■ Exercise prompt ■
Omit images. Retype all entries verbatim.

(Dataset entries on figures)
— Start —

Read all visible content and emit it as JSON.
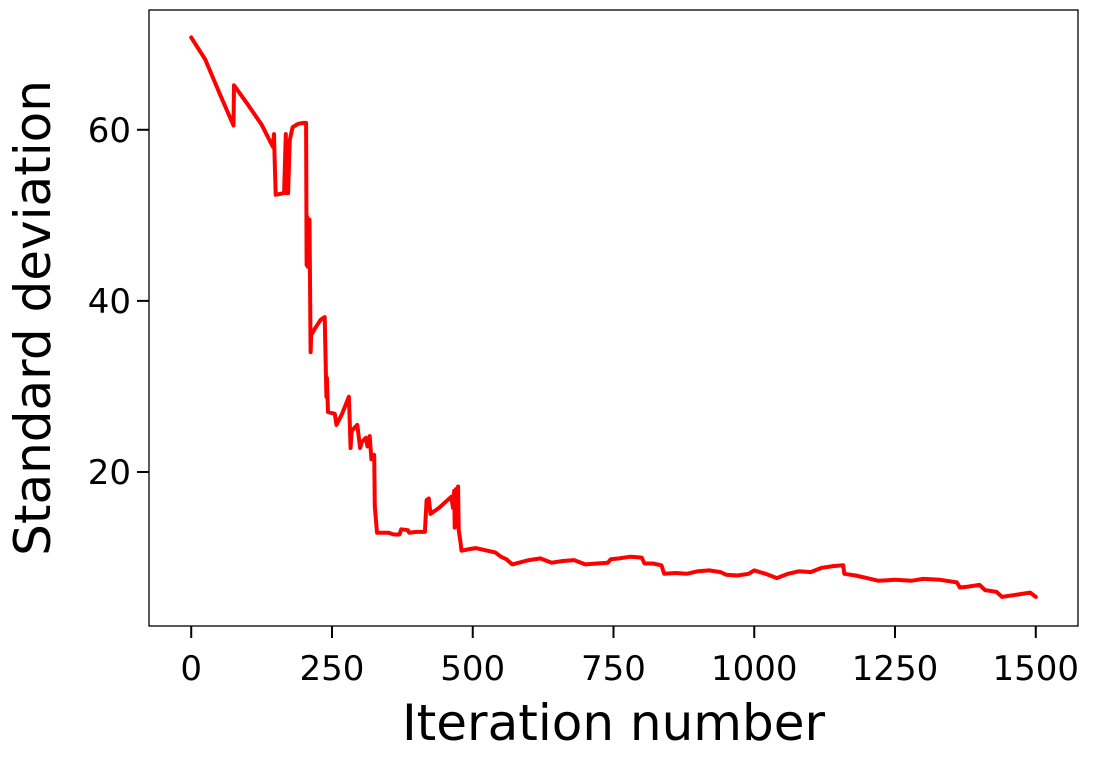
{
  "chart_data": {
    "type": "line",
    "title": "",
    "xlabel": "Iteration number",
    "ylabel": "Standard deviation",
    "xlim": [
      -75,
      1575
    ],
    "ylim": [
      2,
      74
    ],
    "xticks": [
      0,
      250,
      500,
      750,
      1000,
      1250,
      1500
    ],
    "yticks": [
      20,
      40,
      60
    ],
    "grid": false,
    "legend": "none",
    "series": [
      {
        "color": "#ff0000",
        "points": [
          [
            0,
            70.8
          ],
          [
            25,
            68.2
          ],
          [
            50,
            64.3
          ],
          [
            75,
            60.5
          ],
          [
            76,
            65.2
          ],
          [
            100,
            63.0
          ],
          [
            125,
            60.6
          ],
          [
            145,
            58.0
          ],
          [
            147,
            59.5
          ],
          [
            148,
            56.8
          ],
          [
            150,
            52.4
          ],
          [
            165,
            52.6
          ],
          [
            168,
            59.5
          ],
          [
            170,
            52.6
          ],
          [
            172,
            52.6
          ],
          [
            175,
            58.8
          ],
          [
            180,
            60.3
          ],
          [
            185,
            60.5
          ],
          [
            190,
            60.7
          ],
          [
            200,
            60.8
          ],
          [
            204,
            60.8
          ],
          [
            205,
            44.2
          ],
          [
            206,
            49.8
          ],
          [
            207,
            44.0
          ],
          [
            210,
            49.5
          ],
          [
            212,
            34.0
          ],
          [
            213,
            36.0
          ],
          [
            220,
            36.8
          ],
          [
            230,
            37.8
          ],
          [
            237,
            38.1
          ],
          [
            240,
            28.8
          ],
          [
            241,
            31.0
          ],
          [
            243,
            27.0
          ],
          [
            255,
            26.8
          ],
          [
            258,
            25.5
          ],
          [
            268,
            26.8
          ],
          [
            280,
            28.8
          ],
          [
            283,
            22.8
          ],
          [
            285,
            24.8
          ],
          [
            295,
            25.5
          ],
          [
            300,
            22.8
          ],
          [
            303,
            23.5
          ],
          [
            310,
            24.0
          ],
          [
            313,
            23.0
          ],
          [
            317,
            24.2
          ],
          [
            320,
            21.5
          ],
          [
            325,
            22.0
          ],
          [
            326,
            16.0
          ],
          [
            330,
            12.9
          ],
          [
            350,
            12.9
          ],
          [
            360,
            12.7
          ],
          [
            370,
            12.7
          ],
          [
            373,
            13.3
          ],
          [
            385,
            13.2
          ],
          [
            387,
            12.9
          ],
          [
            400,
            13.0
          ],
          [
            410,
            13.0
          ],
          [
            415,
            13.0
          ],
          [
            418,
            16.7
          ],
          [
            422,
            16.9
          ],
          [
            425,
            15.1
          ],
          [
            440,
            15.8
          ],
          [
            450,
            16.4
          ],
          [
            462,
            17.1
          ],
          [
            465,
            15.8
          ],
          [
            467,
            17.8
          ],
          [
            468,
            13.5
          ],
          [
            470,
            18.0
          ],
          [
            472,
            14.2
          ],
          [
            474,
            18.3
          ],
          [
            475,
            13.2
          ],
          [
            478,
            11.9
          ],
          [
            480,
            10.8
          ],
          [
            495,
            11.0
          ],
          [
            505,
            11.1
          ],
          [
            520,
            10.9
          ],
          [
            540,
            10.6
          ],
          [
            550,
            10.1
          ],
          [
            560,
            9.8
          ],
          [
            570,
            9.2
          ],
          [
            600,
            9.7
          ],
          [
            620,
            9.9
          ],
          [
            640,
            9.4
          ],
          [
            660,
            9.6
          ],
          [
            680,
            9.7
          ],
          [
            700,
            9.2
          ],
          [
            720,
            9.3
          ],
          [
            740,
            9.4
          ],
          [
            745,
            9.8
          ],
          [
            760,
            9.9
          ],
          [
            780,
            10.1
          ],
          [
            800,
            10.0
          ],
          [
            805,
            9.3
          ],
          [
            820,
            9.3
          ],
          [
            835,
            9.1
          ],
          [
            840,
            8.1
          ],
          [
            860,
            8.2
          ],
          [
            880,
            8.1
          ],
          [
            900,
            8.4
          ],
          [
            920,
            8.5
          ],
          [
            940,
            8.3
          ],
          [
            950,
            8.0
          ],
          [
            970,
            7.9
          ],
          [
            990,
            8.1
          ],
          [
            1000,
            8.5
          ],
          [
            1020,
            8.1
          ],
          [
            1040,
            7.6
          ],
          [
            1060,
            8.1
          ],
          [
            1080,
            8.4
          ],
          [
            1100,
            8.3
          ],
          [
            1120,
            8.8
          ],
          [
            1140,
            9.0
          ],
          [
            1158,
            9.1
          ],
          [
            1160,
            8.1
          ],
          [
            1180,
            7.9
          ],
          [
            1200,
            7.6
          ],
          [
            1220,
            7.3
          ],
          [
            1250,
            7.4
          ],
          [
            1280,
            7.3
          ],
          [
            1300,
            7.5
          ],
          [
            1330,
            7.4
          ],
          [
            1360,
            7.1
          ],
          [
            1365,
            6.5
          ],
          [
            1380,
            6.6
          ],
          [
            1400,
            6.8
          ],
          [
            1410,
            6.2
          ],
          [
            1430,
            6.0
          ],
          [
            1440,
            5.4
          ],
          [
            1460,
            5.6
          ],
          [
            1480,
            5.8
          ],
          [
            1490,
            5.9
          ],
          [
            1500,
            5.4
          ]
        ]
      }
    ]
  }
}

— End —

■ Solved problem ■
Read all visible content and emit it as JSON.
{
  "chart_data": {
    "type": "line",
    "title": "",
    "xlabel": "Iteration number",
    "ylabel": "Standard deviation",
    "xlim": [
      -75,
      1575
    ],
    "ylim": [
      2,
      74
    ],
    "xticks": [
      0,
      250,
      500,
      750,
      1000,
      1250,
      1500
    ],
    "yticks": [
      20,
      40,
      60
    ],
    "grid": false,
    "legend": "none",
    "series": [
      {
        "color": "#ff0000",
        "points": [
          [
            0,
            70.8
          ],
          [
            25,
            68.2
          ],
          [
            50,
            64.3
          ],
          [
            75,
            60.5
          ],
          [
            76,
            65.2
          ],
          [
            100,
            63.0
          ],
          [
            125,
            60.6
          ],
          [
            145,
            58.0
          ],
          [
            147,
            59.5
          ],
          [
            148,
            56.8
          ],
          [
            150,
            52.4
          ],
          [
            165,
            52.6
          ],
          [
            168,
            59.5
          ],
          [
            170,
            52.6
          ],
          [
            172,
            52.6
          ],
          [
            175,
            58.8
          ],
          [
            180,
            60.3
          ],
          [
            185,
            60.5
          ],
          [
            190,
            60.7
          ],
          [
            200,
            60.8
          ],
          [
            204,
            60.8
          ],
          [
            205,
            44.2
          ],
          [
            206,
            49.8
          ],
          [
            207,
            44.0
          ],
          [
            210,
            49.5
          ],
          [
            212,
            34.0
          ],
          [
            213,
            36.0
          ],
          [
            220,
            36.8
          ],
          [
            230,
            37.8
          ],
          [
            237,
            38.1
          ],
          [
            240,
            28.8
          ],
          [
            241,
            31.0
          ],
          [
            243,
            27.0
          ],
          [
            255,
            26.8
          ],
          [
            258,
            25.5
          ],
          [
            268,
            26.8
          ],
          [
            280,
            28.8
          ],
          [
            283,
            22.8
          ],
          [
            285,
            24.8
          ],
          [
            295,
            25.5
          ],
          [
            300,
            22.8
          ],
          [
            303,
            23.5
          ],
          [
            310,
            24.0
          ],
          [
            313,
            23.0
          ],
          [
            317,
            24.2
          ],
          [
            320,
            21.5
          ],
          [
            325,
            22.0
          ],
          [
            326,
            16.0
          ],
          [
            330,
            12.9
          ],
          [
            350,
            12.9
          ],
          [
            360,
            12.7
          ],
          [
            370,
            12.7
          ],
          [
            373,
            13.3
          ],
          [
            385,
            13.2
          ],
          [
            387,
            12.9
          ],
          [
            400,
            13.0
          ],
          [
            410,
            13.0
          ],
          [
            415,
            13.0
          ],
          [
            418,
            16.7
          ],
          [
            422,
            16.9
          ],
          [
            425,
            15.1
          ],
          [
            440,
            15.8
          ],
          [
            450,
            16.4
          ],
          [
            462,
            17.1
          ],
          [
            465,
            15.8
          ],
          [
            467,
            17.8
          ],
          [
            468,
            13.5
          ],
          [
            470,
            18.0
          ],
          [
            472,
            14.2
          ],
          [
            474,
            18.3
          ],
          [
            475,
            13.2
          ],
          [
            478,
            11.9
          ],
          [
            480,
            10.8
          ],
          [
            495,
            11.0
          ],
          [
            505,
            11.1
          ],
          [
            520,
            10.9
          ],
          [
            540,
            10.6
          ],
          [
            550,
            10.1
          ],
          [
            560,
            9.8
          ],
          [
            570,
            9.2
          ],
          [
            600,
            9.7
          ],
          [
            620,
            9.9
          ],
          [
            640,
            9.4
          ],
          [
            660,
            9.6
          ],
          [
            680,
            9.7
          ],
          [
            700,
            9.2
          ],
          [
            720,
            9.3
          ],
          [
            740,
            9.4
          ],
          [
            745,
            9.8
          ],
          [
            760,
            9.9
          ],
          [
            780,
            10.1
          ],
          [
            800,
            10.0
          ],
          [
            805,
            9.3
          ],
          [
            820,
            9.3
          ],
          [
            835,
            9.1
          ],
          [
            840,
            8.1
          ],
          [
            860,
            8.2
          ],
          [
            880,
            8.1
          ],
          [
            900,
            8.4
          ],
          [
            920,
            8.5
          ],
          [
            940,
            8.3
          ],
          [
            950,
            8.0
          ],
          [
            970,
            7.9
          ],
          [
            990,
            8.1
          ],
          [
            1000,
            8.5
          ],
          [
            1020,
            8.1
          ],
          [
            1040,
            7.6
          ],
          [
            1060,
            8.1
          ],
          [
            1080,
            8.4
          ],
          [
            1100,
            8.3
          ],
          [
            1120,
            8.8
          ],
          [
            1140,
            9.0
          ],
          [
            1158,
            9.1
          ],
          [
            1160,
            8.1
          ],
          [
            1180,
            7.9
          ],
          [
            1200,
            7.6
          ],
          [
            1220,
            7.3
          ],
          [
            1250,
            7.4
          ],
          [
            1280,
            7.3
          ],
          [
            1300,
            7.5
          ],
          [
            1330,
            7.4
          ],
          [
            1360,
            7.1
          ],
          [
            1365,
            6.5
          ],
          [
            1380,
            6.6
          ],
          [
            1400,
            6.8
          ],
          [
            1410,
            6.2
          ],
          [
            1430,
            6.0
          ],
          [
            1440,
            5.4
          ],
          [
            1460,
            5.6
          ],
          [
            1480,
            5.8
          ],
          [
            1490,
            5.9
          ],
          [
            1500,
            5.4
          ]
        ]
      }
    ]
  }
}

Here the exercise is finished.